— Problem statement —
Can you rewrite all of the material with "Query" replaced by "Search" wherever it occurs, leaving everything else unchanged and the pictures out?

^^^^^^^^^^^^^^^^

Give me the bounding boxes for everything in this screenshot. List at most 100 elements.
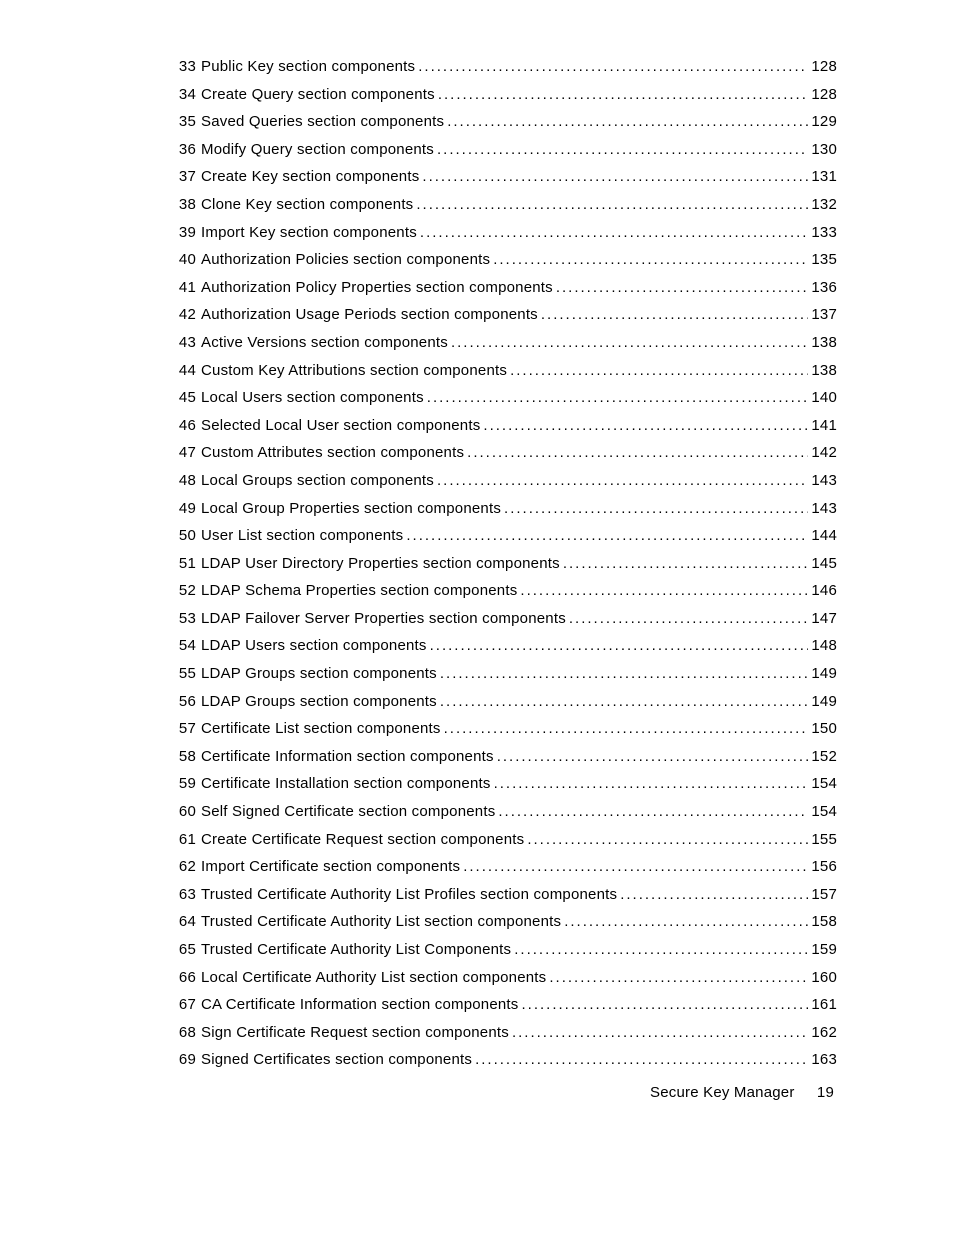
toc-entry-title: Import Key section components — [201, 224, 420, 241]
toc-entry: 67CA Certificate Information section com… — [175, 996, 837, 1013]
toc-entry-dots: ........................................… — [512, 1024, 808, 1041]
toc-entry-dots: ........................................… — [556, 279, 809, 296]
toc-entry-page: 128 — [808, 86, 837, 103]
toc-entry: 45Local Users section components........… — [175, 389, 837, 406]
toc-entry-page: 148 — [808, 637, 837, 654]
toc-entry-title: LDAP Groups section components — [201, 693, 440, 710]
toc-entry-dots: ........................................… — [497, 748, 809, 765]
toc-entry: 53LDAP Failover Server Properties sectio… — [175, 610, 837, 627]
toc-entry-title: Authorization Usage Periods section comp… — [201, 306, 541, 323]
toc-entry: 34Create Query section components.......… — [175, 86, 837, 103]
toc-entry: 60Self Signed Certificate section compon… — [175, 803, 837, 820]
toc-entry-page: 143 — [808, 500, 837, 517]
toc-entry-number: 53 — [175, 610, 201, 627]
toc-entry-title: Trusted Certificate Authority List Profi… — [201, 886, 620, 903]
toc-entry-dots: ........................................… — [406, 527, 808, 544]
toc-entry-title: Create Query section components — [201, 86, 438, 103]
toc-entry-number: 67 — [175, 996, 201, 1013]
toc-entry-dots: ........................................… — [438, 86, 809, 103]
toc-entry-page: 140 — [808, 389, 837, 406]
toc-entry-title: Local Groups section components — [201, 472, 437, 489]
toc-entry: 64Trusted Certificate Authority List sec… — [175, 913, 837, 930]
toc-entry-page: 130 — [808, 141, 837, 158]
toc-entry: 66Local Certificate Authority List secti… — [175, 969, 837, 986]
toc-entry-title: Authorization Policies section component… — [201, 251, 493, 268]
toc-entry: 51LDAP User Directory Properties section… — [175, 555, 837, 572]
toc-entry: 54LDAP Users section components.........… — [175, 637, 837, 654]
toc-entry-title: Create Key section components — [201, 168, 422, 185]
toc-entry-number: 43 — [175, 334, 201, 351]
toc-entry-dots: ........................................… — [494, 775, 809, 792]
toc-entry-page: 152 — [808, 748, 837, 765]
toc-entry-title: Saved Queries section components — [201, 113, 447, 130]
toc-entry-number: 44 — [175, 362, 201, 379]
toc-entry-page: 163 — [808, 1051, 837, 1068]
toc-entry-title: Trusted Certificate Authority List Compo… — [201, 941, 514, 958]
toc-entry-dots: ........................................… — [440, 693, 809, 710]
toc-entry-page: 150 — [808, 720, 837, 737]
toc-entry: 47Custom Attributes section components..… — [175, 444, 837, 461]
toc-entry-dots: ........................................… — [440, 665, 809, 682]
toc-entry-title: Trusted Certificate Authority List secti… — [201, 913, 564, 930]
toc-entry-dots: ........................................… — [521, 996, 808, 1013]
toc-entry-number: 45 — [175, 389, 201, 406]
toc-entry: 55LDAP Groups section components........… — [175, 665, 837, 682]
toc-entry-dots: ........................................… — [569, 610, 808, 627]
toc-entry-dots: ........................................… — [514, 941, 808, 958]
toc-entry-dots: ........................................… — [437, 141, 808, 158]
toc-entry-title: Authorization Policy Properties section … — [201, 279, 556, 296]
toc-entry-dots: ........................................… — [467, 444, 808, 461]
toc-entry-page: 128 — [808, 58, 837, 75]
toc-content: 33Public Key section components.........… — [175, 58, 837, 1079]
toc-entry-number: 39 — [175, 224, 201, 241]
toc-entry-title: CA Certificate Information section compo… — [201, 996, 521, 1013]
toc-entry-page: 156 — [808, 858, 837, 875]
toc-entry: 44Custom Key Attributions section compon… — [175, 362, 837, 379]
toc-entry-number: 38 — [175, 196, 201, 213]
toc-entry-number: 61 — [175, 831, 201, 848]
toc-entry-page: 135 — [808, 251, 837, 268]
toc-entry: 59Certificate Installation section compo… — [175, 775, 837, 792]
toc-entry-number: 65 — [175, 941, 201, 958]
toc-entry-page: 149 — [808, 693, 837, 710]
toc-entry-page: 129 — [808, 113, 837, 130]
toc-entry-number: 64 — [175, 913, 201, 930]
toc-entry-number: 40 — [175, 251, 201, 268]
toc-entry-title: Local Certificate Authority List section… — [201, 969, 549, 986]
toc-entry-page: 155 — [808, 831, 837, 848]
toc-entry-number: 52 — [175, 582, 201, 599]
toc-entry-title: Certificate List section components — [201, 720, 444, 737]
toc-entry-title: LDAP Failover Server Properties section … — [201, 610, 569, 627]
toc-entry: 68Sign Certificate Request section compo… — [175, 1024, 837, 1041]
toc-entry-page: 149 — [808, 665, 837, 682]
toc-entry: 33Public Key section components.........… — [175, 58, 837, 75]
toc-entry-number: 54 — [175, 637, 201, 654]
toc-entry-number: 50 — [175, 527, 201, 544]
toc-entry-dots: ........................................… — [422, 168, 808, 185]
toc-entry-number: 63 — [175, 886, 201, 903]
toc-entry-dots: ........................................… — [451, 334, 808, 351]
toc-entry-dots: ........................................… — [418, 58, 808, 75]
toc-entry-number: 58 — [175, 748, 201, 765]
toc-entry-dots: ........................................… — [463, 858, 808, 875]
toc-entry-page: 154 — [808, 803, 837, 820]
toc-entry-page: 142 — [808, 444, 837, 461]
toc-entry-dots: ........................................… — [564, 913, 808, 930]
toc-entry-title: User List section components — [201, 527, 406, 544]
toc-entry-page: 160 — [808, 969, 837, 986]
footer-page-number: 19 — [817, 1084, 834, 1101]
toc-entry-dots: ........................................… — [420, 224, 808, 241]
toc-entry-number: 51 — [175, 555, 201, 572]
toc-entry-title: Local Users section components — [201, 389, 427, 406]
toc-entry: 50User List section components..........… — [175, 527, 837, 544]
toc-entry-title: Custom Key Attributions section componen… — [201, 362, 510, 379]
toc-entry-number: 41 — [175, 279, 201, 296]
toc-entry: 63Trusted Certificate Authority List Pro… — [175, 886, 837, 903]
toc-entry-page: 146 — [808, 582, 837, 599]
toc-entry-title: Modify Query section components — [201, 141, 437, 158]
toc-entry: 40Authorization Policies section compone… — [175, 251, 837, 268]
toc-entry: 48Local Groups section components.......… — [175, 472, 837, 489]
toc-entry: 39Import Key section components.........… — [175, 224, 837, 241]
toc-entry-page: 137 — [808, 306, 837, 323]
toc-entry: 43Active Versions section components....… — [175, 334, 837, 351]
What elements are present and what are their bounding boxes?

^^^^^^^^^^^^^^^^

— Task response —
Give me the bounding boxes for everything in this screenshot. List at most 100 elements.
toc-entry-title: Import Key section components — [201, 224, 420, 241]
toc-entry: 67CA Certificate Information section com… — [175, 996, 837, 1013]
toc-entry-dots: ........................................… — [512, 1024, 808, 1041]
toc-entry-dots: ........................................… — [556, 279, 809, 296]
toc-entry-page: 128 — [808, 86, 837, 103]
toc-entry: 45Local Users section components........… — [175, 389, 837, 406]
toc-entry-page: 148 — [808, 637, 837, 654]
toc-entry-title: LDAP Groups section components — [201, 693, 440, 710]
toc-entry-dots: ........................................… — [497, 748, 809, 765]
toc-entry: 53LDAP Failover Server Properties sectio… — [175, 610, 837, 627]
toc-entry-title: Authorization Usage Periods section comp… — [201, 306, 541, 323]
toc-entry: 34Create Search section components.......… — [175, 86, 837, 103]
toc-entry: 60Self Signed Certificate section compon… — [175, 803, 837, 820]
toc-entry-page: 143 — [808, 500, 837, 517]
toc-entry-number: 53 — [175, 610, 201, 627]
toc-entry-title: Trusted Certificate Authority List Profi… — [201, 886, 620, 903]
toc-entry-dots: ........................................… — [406, 527, 808, 544]
toc-entry-title: Create Search section components — [201, 86, 438, 103]
toc-entry-number: 67 — [175, 996, 201, 1013]
toc-entry-dots: ........................................… — [438, 86, 809, 103]
toc-entry-page: 140 — [808, 389, 837, 406]
toc-entry-title: Local Groups section components — [201, 472, 437, 489]
toc-entry: 64Trusted Certificate Authority List sec… — [175, 913, 837, 930]
toc-entry-page: 130 — [808, 141, 837, 158]
toc-entry: 66Local Certificate Authority List secti… — [175, 969, 837, 986]
toc-entry-title: Authorization Policies section component… — [201, 251, 493, 268]
toc-entry: 51LDAP User Directory Properties section… — [175, 555, 837, 572]
toc-entry: 54LDAP Users section components.........… — [175, 637, 837, 654]
toc-entry-title: Create Key section components — [201, 168, 422, 185]
toc-entry-number: 43 — [175, 334, 201, 351]
toc-entry-dots: ........................................… — [494, 775, 809, 792]
toc-entry-page: 152 — [808, 748, 837, 765]
toc-entry-title: Saved Queries section components — [201, 113, 447, 130]
toc-entry-number: 44 — [175, 362, 201, 379]
toc-entry-page: 163 — [808, 1051, 837, 1068]
toc-entry-title: Trusted Certificate Authority List Compo… — [201, 941, 514, 958]
toc-entry-dots: ........................................… — [440, 693, 809, 710]
toc-entry-page: 150 — [808, 720, 837, 737]
toc-entry: 47Custom Attributes section components..… — [175, 444, 837, 461]
toc-entry-dots: ........................................… — [440, 665, 809, 682]
toc-entry-title: Trusted Certificate Authority List secti… — [201, 913, 564, 930]
toc-entry-dots: ........................................… — [521, 996, 808, 1013]
toc-entry-number: 45 — [175, 389, 201, 406]
toc-entry: 55LDAP Groups section components........… — [175, 665, 837, 682]
toc-entry-dots: ........................................… — [569, 610, 808, 627]
toc-entry-dots: ........................................… — [514, 941, 808, 958]
toc-entry-dots: ........................................… — [437, 141, 808, 158]
toc-entry-title: Authorization Policy Properties section … — [201, 279, 556, 296]
toc-entry-dots: ........................................… — [467, 444, 808, 461]
toc-entry-page: 128 — [808, 58, 837, 75]
toc-content: 33Public Key section components.........… — [175, 58, 837, 1079]
toc-entry-number: 39 — [175, 224, 201, 241]
toc-entry-title: CA Certificate Information section compo… — [201, 996, 521, 1013]
toc-entry-page: 156 — [808, 858, 837, 875]
toc-entry: 44Custom Key Attributions section compon… — [175, 362, 837, 379]
toc-entry-number: 38 — [175, 196, 201, 213]
toc-entry-number: 61 — [175, 831, 201, 848]
toc-entry-page: 135 — [808, 251, 837, 268]
toc-entry: 59Certificate Installation section compo… — [175, 775, 837, 792]
toc-entry-number: 65 — [175, 941, 201, 958]
toc-entry-page: 149 — [808, 693, 837, 710]
toc-entry-page: 129 — [808, 113, 837, 130]
toc-entry-number: 64 — [175, 913, 201, 930]
toc-entry-number: 40 — [175, 251, 201, 268]
toc-entry-title: Local Certificate Authority List section… — [201, 969, 549, 986]
toc-entry-page: 155 — [808, 831, 837, 848]
toc-entry-number: 52 — [175, 582, 201, 599]
toc-entry-title: Certificate List section components — [201, 720, 444, 737]
toc-entry-title: LDAP Failover Server Properties section … — [201, 610, 569, 627]
toc-entry: 68Sign Certificate Request section compo… — [175, 1024, 837, 1041]
toc-entry-page: 149 — [808, 665, 837, 682]
toc-entry: 33Public Key section components.........… — [175, 58, 837, 75]
toc-entry-number: 54 — [175, 637, 201, 654]
toc-entry-number: 50 — [175, 527, 201, 544]
toc-entry-dots: ........................................… — [422, 168, 808, 185]
toc-entry-number: 63 — [175, 886, 201, 903]
toc-entry-dots: ........................................… — [451, 334, 808, 351]
toc-entry-dots: ........................................… — [418, 58, 808, 75]
toc-entry-number: 58 — [175, 748, 201, 765]
toc-entry-dots: ........................................… — [463, 858, 808, 875]
toc-entry-page: 154 — [808, 803, 837, 820]
toc-entry-page: 142 — [808, 444, 837, 461]
toc-entry-dots: ........................................… — [564, 913, 808, 930]
toc-entry-title: User List section components — [201, 527, 406, 544]
toc-entry-page: 160 — [808, 969, 837, 986]
footer-page-number: 19 — [817, 1084, 834, 1101]
toc-entry-dots: ........................................… — [420, 224, 808, 241]
toc-entry-number: 51 — [175, 555, 201, 572]
toc-entry-title: Local Users section components — [201, 389, 427, 406]
toc-entry: 50User List section components..........… — [175, 527, 837, 544]
toc-entry-title: Custom Key Attributions section componen… — [201, 362, 510, 379]
toc-entry-number: 41 — [175, 279, 201, 296]
toc-entry: 63Trusted Certificate Authority List Pro… — [175, 886, 837, 903]
toc-entry-page: 146 — [808, 582, 837, 599]
toc-entry-title: Modify Search section components — [201, 141, 437, 158]
toc-entry: 40Authorization Policies section compone… — [175, 251, 837, 268]
toc-entry: 48Local Groups section components.......… — [175, 472, 837, 489]
toc-entry: 39Import Key section components.........… — [175, 224, 837, 241]
toc-entry-page: 137 — [808, 306, 837, 323]
toc-entry: 43Active Versions section components....… — [175, 334, 837, 351]
What elements are present and what are their bounding boxes?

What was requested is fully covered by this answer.